• _Problem details_
Every line below that contains "Murat" is to be copied.

(Beginning of Input)

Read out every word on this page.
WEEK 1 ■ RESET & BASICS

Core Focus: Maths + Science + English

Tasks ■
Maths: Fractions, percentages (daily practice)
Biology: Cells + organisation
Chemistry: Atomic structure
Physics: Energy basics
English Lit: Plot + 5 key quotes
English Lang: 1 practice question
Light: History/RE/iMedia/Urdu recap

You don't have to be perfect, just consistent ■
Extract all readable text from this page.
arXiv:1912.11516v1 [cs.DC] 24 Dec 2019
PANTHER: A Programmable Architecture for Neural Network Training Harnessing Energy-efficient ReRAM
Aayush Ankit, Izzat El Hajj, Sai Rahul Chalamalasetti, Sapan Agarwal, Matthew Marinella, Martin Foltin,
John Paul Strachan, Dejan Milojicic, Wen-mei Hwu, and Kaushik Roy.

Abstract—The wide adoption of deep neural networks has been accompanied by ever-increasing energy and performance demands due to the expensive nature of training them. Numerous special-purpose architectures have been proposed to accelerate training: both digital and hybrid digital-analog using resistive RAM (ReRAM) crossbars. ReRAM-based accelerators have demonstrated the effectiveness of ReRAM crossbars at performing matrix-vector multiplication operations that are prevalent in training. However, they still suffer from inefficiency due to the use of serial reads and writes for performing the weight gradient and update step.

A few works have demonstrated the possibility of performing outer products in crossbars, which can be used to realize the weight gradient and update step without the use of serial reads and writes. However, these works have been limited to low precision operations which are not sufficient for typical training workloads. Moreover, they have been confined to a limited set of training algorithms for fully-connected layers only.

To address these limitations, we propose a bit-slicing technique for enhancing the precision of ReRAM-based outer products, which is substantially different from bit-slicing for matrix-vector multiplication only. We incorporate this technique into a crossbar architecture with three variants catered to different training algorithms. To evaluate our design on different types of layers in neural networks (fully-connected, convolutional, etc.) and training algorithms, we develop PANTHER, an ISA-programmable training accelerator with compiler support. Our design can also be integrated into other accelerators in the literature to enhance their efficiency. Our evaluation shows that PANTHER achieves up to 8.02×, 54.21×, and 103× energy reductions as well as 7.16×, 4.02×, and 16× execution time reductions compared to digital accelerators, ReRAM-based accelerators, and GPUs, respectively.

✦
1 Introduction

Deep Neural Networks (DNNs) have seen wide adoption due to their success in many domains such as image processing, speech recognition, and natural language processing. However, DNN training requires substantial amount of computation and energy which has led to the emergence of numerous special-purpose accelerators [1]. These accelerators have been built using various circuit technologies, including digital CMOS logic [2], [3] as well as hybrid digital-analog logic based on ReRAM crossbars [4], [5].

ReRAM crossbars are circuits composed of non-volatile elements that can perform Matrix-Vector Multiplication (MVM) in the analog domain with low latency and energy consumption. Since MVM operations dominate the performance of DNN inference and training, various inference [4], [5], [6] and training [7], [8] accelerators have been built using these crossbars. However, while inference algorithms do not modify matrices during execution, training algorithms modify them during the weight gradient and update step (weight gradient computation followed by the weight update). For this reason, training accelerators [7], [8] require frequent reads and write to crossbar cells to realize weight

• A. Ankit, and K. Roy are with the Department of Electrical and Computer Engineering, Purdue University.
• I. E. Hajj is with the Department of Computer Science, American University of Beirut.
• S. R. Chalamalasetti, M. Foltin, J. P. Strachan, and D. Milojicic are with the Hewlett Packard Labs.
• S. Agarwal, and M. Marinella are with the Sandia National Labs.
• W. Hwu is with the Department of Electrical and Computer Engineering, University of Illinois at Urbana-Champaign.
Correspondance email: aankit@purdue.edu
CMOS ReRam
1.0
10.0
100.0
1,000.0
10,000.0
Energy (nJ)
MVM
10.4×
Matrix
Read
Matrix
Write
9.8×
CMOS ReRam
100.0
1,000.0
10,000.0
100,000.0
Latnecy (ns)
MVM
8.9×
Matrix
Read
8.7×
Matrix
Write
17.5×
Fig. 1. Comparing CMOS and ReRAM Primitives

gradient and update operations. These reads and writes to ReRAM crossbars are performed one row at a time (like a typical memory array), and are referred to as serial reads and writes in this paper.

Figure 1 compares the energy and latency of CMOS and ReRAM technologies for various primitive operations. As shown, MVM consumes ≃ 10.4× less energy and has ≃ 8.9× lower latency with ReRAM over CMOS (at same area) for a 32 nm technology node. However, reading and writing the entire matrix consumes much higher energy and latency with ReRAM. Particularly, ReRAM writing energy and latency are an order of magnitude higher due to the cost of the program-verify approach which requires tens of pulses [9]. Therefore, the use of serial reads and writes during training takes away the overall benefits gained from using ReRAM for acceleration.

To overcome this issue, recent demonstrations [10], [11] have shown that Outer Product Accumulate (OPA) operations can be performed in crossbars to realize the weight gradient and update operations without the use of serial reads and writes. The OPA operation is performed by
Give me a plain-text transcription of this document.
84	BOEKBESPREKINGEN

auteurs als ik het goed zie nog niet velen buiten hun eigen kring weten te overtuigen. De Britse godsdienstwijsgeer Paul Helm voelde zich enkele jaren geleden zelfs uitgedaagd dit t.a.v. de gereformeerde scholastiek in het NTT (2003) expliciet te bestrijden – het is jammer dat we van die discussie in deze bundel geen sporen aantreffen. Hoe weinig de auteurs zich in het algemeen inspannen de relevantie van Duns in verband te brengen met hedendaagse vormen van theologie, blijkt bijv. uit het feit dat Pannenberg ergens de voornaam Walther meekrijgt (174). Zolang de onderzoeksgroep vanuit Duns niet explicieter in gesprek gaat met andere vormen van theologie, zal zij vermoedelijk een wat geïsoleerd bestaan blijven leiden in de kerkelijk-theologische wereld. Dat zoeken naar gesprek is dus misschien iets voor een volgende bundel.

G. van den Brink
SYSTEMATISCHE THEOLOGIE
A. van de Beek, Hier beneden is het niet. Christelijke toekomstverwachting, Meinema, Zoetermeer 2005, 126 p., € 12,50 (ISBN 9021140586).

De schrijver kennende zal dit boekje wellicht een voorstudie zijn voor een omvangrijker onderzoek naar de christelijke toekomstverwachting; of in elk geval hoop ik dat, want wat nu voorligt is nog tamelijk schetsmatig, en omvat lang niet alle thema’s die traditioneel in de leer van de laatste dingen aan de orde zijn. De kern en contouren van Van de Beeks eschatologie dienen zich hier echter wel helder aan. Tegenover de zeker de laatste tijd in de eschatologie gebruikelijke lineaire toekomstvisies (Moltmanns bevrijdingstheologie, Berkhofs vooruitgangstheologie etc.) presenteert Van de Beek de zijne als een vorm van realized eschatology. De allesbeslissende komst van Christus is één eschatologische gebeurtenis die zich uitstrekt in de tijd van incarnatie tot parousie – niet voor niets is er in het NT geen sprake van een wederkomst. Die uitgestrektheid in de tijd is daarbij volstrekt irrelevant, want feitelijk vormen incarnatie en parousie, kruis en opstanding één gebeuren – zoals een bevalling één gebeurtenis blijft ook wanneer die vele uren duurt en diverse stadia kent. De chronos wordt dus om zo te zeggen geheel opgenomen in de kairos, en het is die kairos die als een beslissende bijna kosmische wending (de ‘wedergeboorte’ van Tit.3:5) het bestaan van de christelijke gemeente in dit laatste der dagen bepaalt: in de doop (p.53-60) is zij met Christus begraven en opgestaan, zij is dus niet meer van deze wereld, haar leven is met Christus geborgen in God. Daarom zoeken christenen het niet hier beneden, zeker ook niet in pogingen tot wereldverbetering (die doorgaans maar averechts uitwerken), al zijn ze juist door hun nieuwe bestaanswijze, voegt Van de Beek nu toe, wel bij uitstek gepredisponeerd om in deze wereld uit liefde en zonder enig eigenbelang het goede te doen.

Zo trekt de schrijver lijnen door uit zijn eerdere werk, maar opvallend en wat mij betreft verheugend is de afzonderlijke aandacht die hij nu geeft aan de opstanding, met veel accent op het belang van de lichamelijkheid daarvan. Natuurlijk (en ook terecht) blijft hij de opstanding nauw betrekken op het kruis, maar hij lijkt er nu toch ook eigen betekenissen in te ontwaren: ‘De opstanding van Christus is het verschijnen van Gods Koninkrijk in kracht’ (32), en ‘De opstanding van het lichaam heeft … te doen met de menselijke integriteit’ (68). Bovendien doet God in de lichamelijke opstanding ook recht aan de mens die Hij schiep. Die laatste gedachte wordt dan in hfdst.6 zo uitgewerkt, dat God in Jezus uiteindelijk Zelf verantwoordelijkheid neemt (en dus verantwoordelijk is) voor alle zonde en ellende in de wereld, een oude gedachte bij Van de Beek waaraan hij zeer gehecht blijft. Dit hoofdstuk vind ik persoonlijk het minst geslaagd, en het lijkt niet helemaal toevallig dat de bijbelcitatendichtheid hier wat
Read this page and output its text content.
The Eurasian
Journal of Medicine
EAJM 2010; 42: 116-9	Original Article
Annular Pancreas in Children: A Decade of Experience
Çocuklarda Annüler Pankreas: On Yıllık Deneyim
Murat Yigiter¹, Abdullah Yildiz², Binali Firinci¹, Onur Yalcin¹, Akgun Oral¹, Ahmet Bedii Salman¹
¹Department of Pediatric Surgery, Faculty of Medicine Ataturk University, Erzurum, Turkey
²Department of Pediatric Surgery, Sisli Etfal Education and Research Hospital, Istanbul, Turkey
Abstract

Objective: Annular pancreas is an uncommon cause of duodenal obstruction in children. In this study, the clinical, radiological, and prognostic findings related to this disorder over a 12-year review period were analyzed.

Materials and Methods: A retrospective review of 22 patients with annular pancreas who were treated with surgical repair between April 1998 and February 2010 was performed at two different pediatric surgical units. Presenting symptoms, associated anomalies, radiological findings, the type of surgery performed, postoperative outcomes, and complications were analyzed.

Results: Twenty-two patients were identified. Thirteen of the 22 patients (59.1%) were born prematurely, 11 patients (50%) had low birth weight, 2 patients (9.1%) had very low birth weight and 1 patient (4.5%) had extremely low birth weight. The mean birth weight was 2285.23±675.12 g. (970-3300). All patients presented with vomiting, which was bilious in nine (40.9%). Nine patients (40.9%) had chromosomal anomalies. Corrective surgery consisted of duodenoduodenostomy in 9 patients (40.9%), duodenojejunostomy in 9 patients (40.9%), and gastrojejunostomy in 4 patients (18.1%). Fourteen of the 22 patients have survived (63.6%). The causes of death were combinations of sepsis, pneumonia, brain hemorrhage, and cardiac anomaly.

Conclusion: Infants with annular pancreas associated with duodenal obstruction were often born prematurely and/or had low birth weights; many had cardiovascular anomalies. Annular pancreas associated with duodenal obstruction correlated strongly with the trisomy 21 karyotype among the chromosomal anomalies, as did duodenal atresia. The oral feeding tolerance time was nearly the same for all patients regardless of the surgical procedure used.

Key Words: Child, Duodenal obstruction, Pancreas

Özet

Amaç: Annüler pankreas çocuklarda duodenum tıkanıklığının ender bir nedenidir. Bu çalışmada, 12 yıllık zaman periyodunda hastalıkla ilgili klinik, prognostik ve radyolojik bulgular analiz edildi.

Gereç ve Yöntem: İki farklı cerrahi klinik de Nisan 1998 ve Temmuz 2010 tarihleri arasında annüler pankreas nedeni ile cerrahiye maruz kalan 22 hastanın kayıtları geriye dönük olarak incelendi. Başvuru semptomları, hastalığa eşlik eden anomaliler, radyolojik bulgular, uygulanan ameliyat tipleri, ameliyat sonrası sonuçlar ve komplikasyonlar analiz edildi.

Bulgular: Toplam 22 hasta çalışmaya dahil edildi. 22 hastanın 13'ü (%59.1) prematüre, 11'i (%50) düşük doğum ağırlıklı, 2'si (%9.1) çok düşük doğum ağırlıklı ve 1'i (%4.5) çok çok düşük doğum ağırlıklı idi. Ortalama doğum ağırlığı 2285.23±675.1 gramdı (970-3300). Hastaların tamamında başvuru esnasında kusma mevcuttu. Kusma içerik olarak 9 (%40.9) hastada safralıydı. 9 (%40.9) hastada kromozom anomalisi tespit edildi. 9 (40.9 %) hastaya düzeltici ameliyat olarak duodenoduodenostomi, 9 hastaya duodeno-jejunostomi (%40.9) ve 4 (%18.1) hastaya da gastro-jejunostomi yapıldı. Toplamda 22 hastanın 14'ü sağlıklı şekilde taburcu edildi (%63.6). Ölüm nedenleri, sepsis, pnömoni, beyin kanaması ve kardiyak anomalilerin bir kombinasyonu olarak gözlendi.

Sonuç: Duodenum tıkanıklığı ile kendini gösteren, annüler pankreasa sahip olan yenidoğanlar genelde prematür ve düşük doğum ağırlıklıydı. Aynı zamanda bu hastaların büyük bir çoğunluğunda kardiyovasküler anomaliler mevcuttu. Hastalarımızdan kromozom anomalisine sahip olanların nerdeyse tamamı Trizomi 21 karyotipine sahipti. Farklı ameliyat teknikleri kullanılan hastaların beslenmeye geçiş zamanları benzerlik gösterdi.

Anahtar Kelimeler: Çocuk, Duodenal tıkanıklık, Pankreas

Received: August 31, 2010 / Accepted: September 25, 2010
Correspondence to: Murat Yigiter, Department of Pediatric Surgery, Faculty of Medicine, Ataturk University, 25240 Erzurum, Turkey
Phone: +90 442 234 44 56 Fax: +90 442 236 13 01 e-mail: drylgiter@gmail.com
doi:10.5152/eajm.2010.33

(End of Input)

• _Response_
Murat Yigiter¹, Abdullah Yildiz², Binali Firinci¹, Onur Yalcin¹, Akgun Oral¹, Ahmet Bedii Salman¹
Correspondence to: Murat Yigiter, Department of Pediatric Surgery, Faculty of Medicine, Ataturk University, 25240 Erzurum, Turkey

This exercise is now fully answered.